▶ _WHAT THE TASK REQUIRES_: Look through the records, and wherever the string "Sohn" turns up, copy out that line.
··· RECORDS SUPPLIED ···
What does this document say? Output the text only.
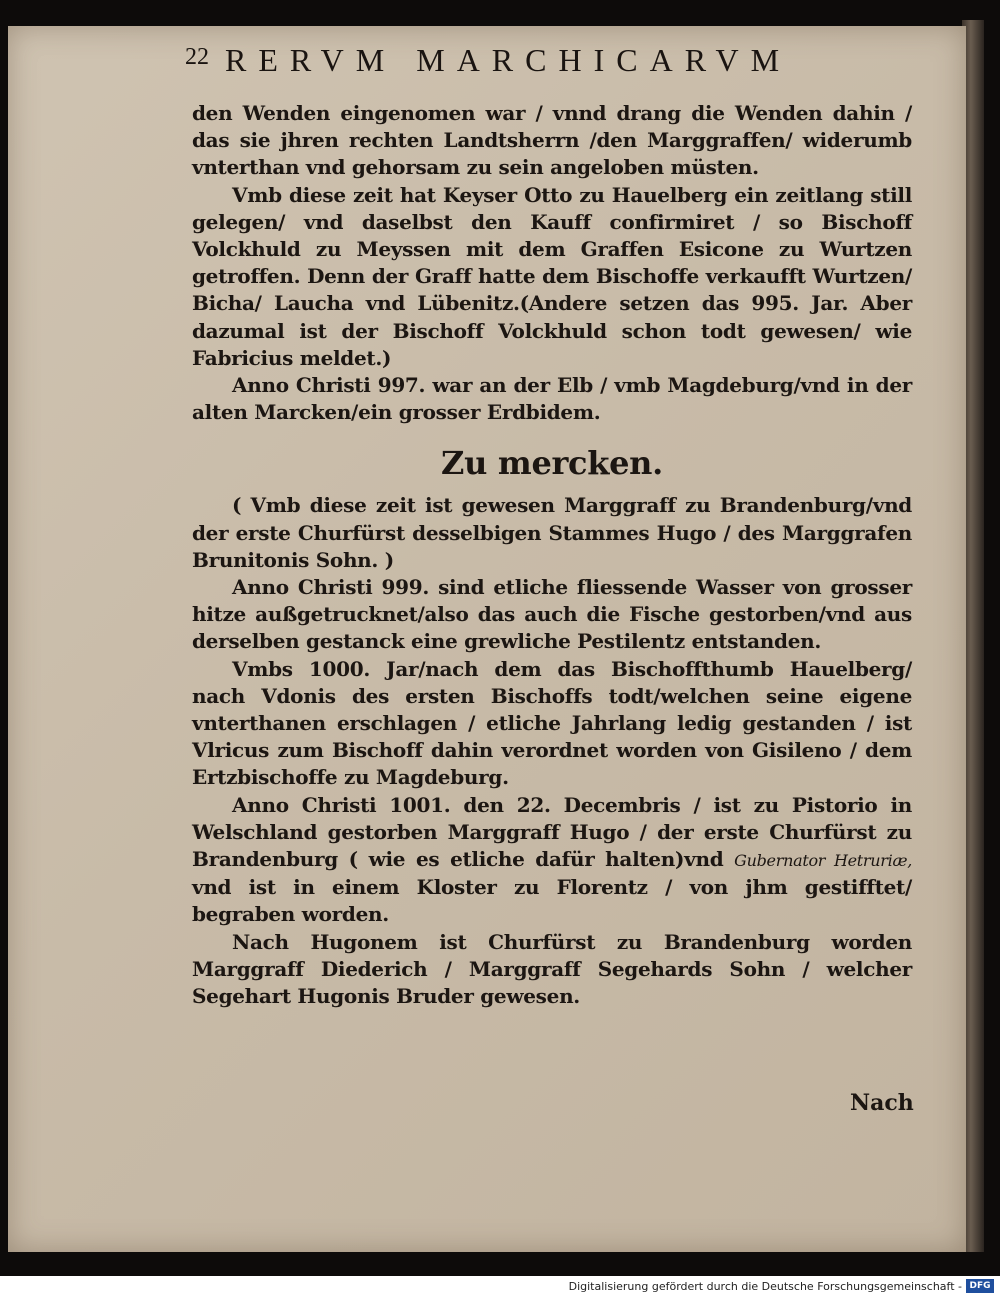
22 RERVM MARCHICARVM

den Wenden eingenomen war / vnnd drang die Wenden dahin / das sie jhren rechten Landtsherrn /den Marggraffen/ widerumb vnterthan vnd gehorsam zu sein angeloben müsten.

Vmb diese zeit hat Keyser Otto zu Hauelberg ein zeitlang still gelegen/ vnd daselbst den Kauff confirmiret / so Bischoff Volckhuld zu Meyssen mit dem Graffen Esicone zu Wurtzen getroffen. Denn der Graff hatte dem Bischoffe verkaufft Wurtzen/ Bicha/ Laucha vnd Lübenitz.(Andere setzen das 995. Jar. Aber dazumal ist der Bischoff Volckhuld schon todt gewesen/ wie Fabricius meldet.)

Anno Christi 997. war an der Elb / vmb Magdeburg/vnd in der alten Marcken/ein grosser Erdbidem.

Zu mercken.

( Vmb diese zeit ist gewesen Marggraff zu Brandenburg/vnd der erste Churfürst desselbigen Stammes Hugo / des Marggrafen Brunitonis Sohn. )

Anno Christi 999. sind etliche fliessende Wasser von grosser hitze außgetrucknet/also das auch die Fische gestorben/vnd aus derselben gestanck eine grewliche Pestilentz entstanden.

Vmbs 1000. Jar/nach dem das Bischoffthumb Hauelberg/ nach Vdonis des ersten Bischoffs todt/welchen seine eigene vnterthanen erschlagen / etliche Jahrlang ledig gestanden / ist Vlricus zum Bischoff dahin verordnet worden von Gisileno / dem Ertzbischoffe zu Magdeburg.

Anno Christi 1001. den 22. Decembris / ist zu Pistorio in Welschland gestorben Marggraff Hugo / der erste Churfürst zu Brandenburg ( wie es etliche dafür halten)vnd Gubernator Hetruriæ, vnd ist in einem Kloster zu Florentz / von jhm gestifftet/ begraben worden.

Nach Hugonem ist Churfürst zu Brandenburg worden Marggraff Diederich / Marggraff Segehards Sohn / welcher Segehart Hugonis Bruder gewesen.

Nach
Digitalisierung gefördert durch die Deutsche Forschungsgemeinschaft - DFG
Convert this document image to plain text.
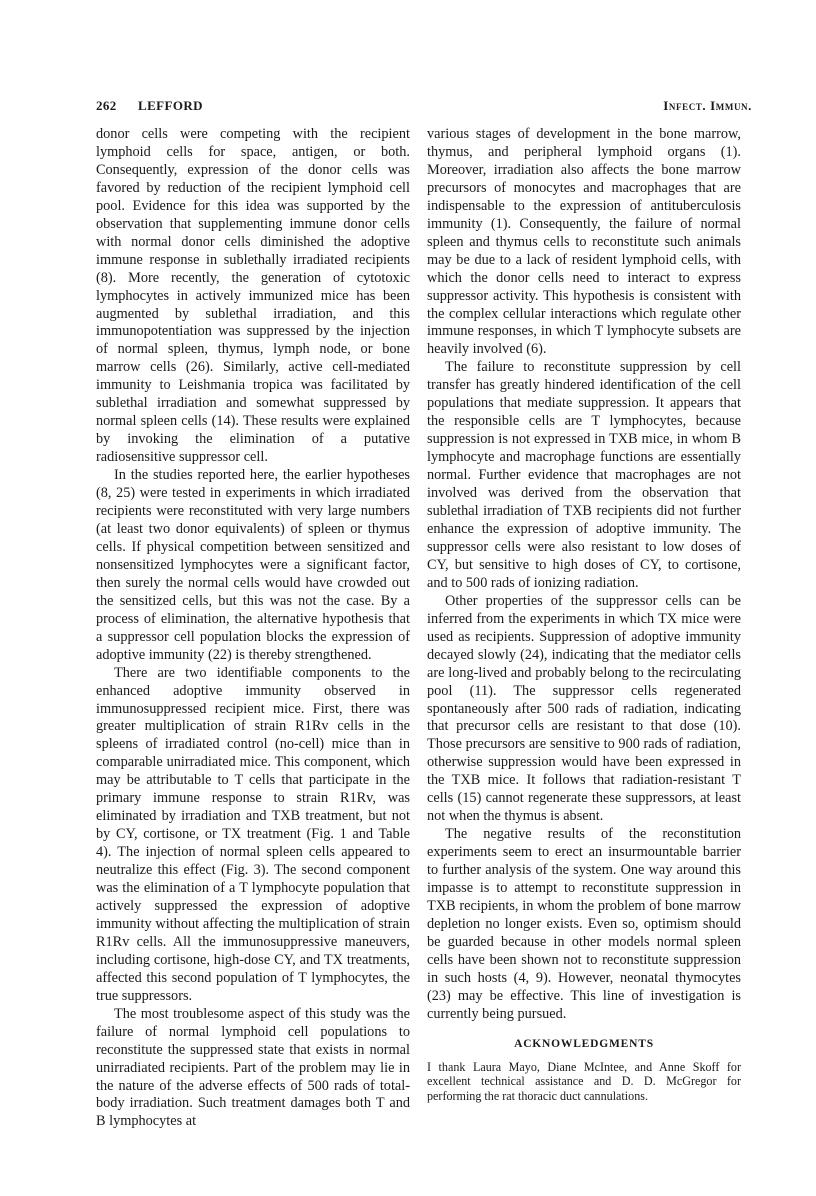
262 LEFFORD	Infect. Immun.

donor cells were competing with the recipient lymphoid cells for space, antigen, or both. Consequently, expression of the donor cells was favored by reduction of the recipient lymphoid cell pool. Evidence for this idea was supported by the observation that supplementing immune donor cells with normal donor cells diminished the adoptive immune response in sublethally irradiated recipients (8). More recently, the generation of cytotoxic lymphocytes in actively immunized mice has been augmented by sublethal irradiation, and this immunopotentiation was suppressed by the injection of normal spleen, thymus, lymph node, or bone marrow cells (26). Similarly, active cell-mediated immunity to Leishmania tropica was facilitated by sublethal irradiation and somewhat suppressed by normal spleen cells (14). These results were explained by invoking the elimination of a putative radiosensitive suppressor cell.

In the studies reported here, the earlier hypotheses (8, 25) were tested in experiments in which irradiated recipients were reconstituted with very large numbers (at least two donor equivalents) of spleen or thymus cells. If physical competition between sensitized and nonsensitized lymphocytes were a significant factor, then surely the normal cells would have crowded out the sensitized cells, but this was not the case. By a process of elimination, the alternative hypothesis that a suppressor cell population blocks the expression of adoptive immunity (22) is thereby strengthened.

There are two identifiable components to the enhanced adoptive immunity observed in immunosuppressed recipient mice. First, there was greater multiplication of strain R1Rv cells in the spleens of irradiated control (no-cell) mice than in comparable unirradiated mice. This component, which may be attributable to T cells that participate in the primary immune response to strain R1Rv, was eliminated by irradiation and TXB treatment, but not by CY, cortisone, or TX treatment (Fig. 1 and Table 4). The injection of normal spleen cells appeared to neutralize this effect (Fig. 3). The second component was the elimination of a T lymphocyte population that actively suppressed the expression of adoptive immunity without affecting the multiplication of strain R1Rv cells. All the immunosuppressive maneuvers, including cortisone, high-dose CY, and TX treatments, affected this second population of T lymphocytes, the true suppressors.

The most troublesome aspect of this study was the failure of normal lymphoid cell populations to reconstitute the suppressed state that exists in normal unirradiated recipients. Part of the problem may lie in the nature of the adverse effects of 500 rads of total-body irradiation. Such treatment damages both T and B lymphocytes at

various stages of development in the bone marrow, thymus, and peripheral lymphoid organs (1). Moreover, irradiation also affects the bone marrow precursors of monocytes and macrophages that are indispensable to the expression of antituberculosis immunity (1). Consequently, the failure of normal spleen and thymus cells to reconstitute such animals may be due to a lack of resident lymphoid cells, with which the donor cells need to interact to express suppressor activity. This hypothesis is consistent with the complex cellular interactions which regulate other immune responses, in which T lymphocyte subsets are heavily involved (6).

The failure to reconstitute suppression by cell transfer has greatly hindered identification of the cell populations that mediate suppression. It appears that the responsible cells are T lymphocytes, because suppression is not expressed in TXB mice, in whom B lymphocyte and macrophage functions are essentially normal. Further evidence that macrophages are not involved was derived from the observation that sublethal irradiation of TXB recipients did not further enhance the expression of adoptive immunity. The suppressor cells were also resistant to low doses of CY, but sensitive to high doses of CY, to cortisone, and to 500 rads of ionizing radiation.

Other properties of the suppressor cells can be inferred from the experiments in which TX mice were used as recipients. Suppression of adoptive immunity decayed slowly (24), indicating that the mediator cells are long-lived and probably belong to the recirculating pool (11). The suppressor cells regenerated spontaneously after 500 rads of radiation, indicating that precursor cells are resistant to that dose (10). Those precursors are sensitive to 900 rads of radiation, otherwise suppression would have been expressed in the TXB mice. It follows that radiation-resistant T cells (15) cannot regenerate these suppressors, at least not when the thymus is absent.

The negative results of the reconstitution experiments seem to erect an insurmountable barrier to further analysis of the system. One way around this impasse is to attempt to reconstitute suppression in TXB recipients, in whom the problem of bone marrow depletion no longer exists. Even so, optimism should be guarded because in other models normal spleen cells have been shown not to reconstitute suppression in such hosts (4, 9). However, neonatal thymocytes (23) may be effective. This line of investigation is currently being pursued.

ACKNOWLEDGMENTS

I thank Laura Mayo, Diane McIntee, and Anne Skoff for excellent technical assistance and D. D. McGregor for performing the rat thoracic duct cannulations.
···
▶ _TASK OUTPUT_:
( Vmb diese zeit ist gewesen Marggraff zu Brandenburg/vnd der erste Churfürst desselbigen Stammes Hugo / des Marggrafen Brunitonis Sohn. )
Nach Hugonem ist Churfürst zu Brandenburg worden Marggraff Diederich / Marggraff Segehards Sohn / welcher Segehart Hugonis Bruder gewesen.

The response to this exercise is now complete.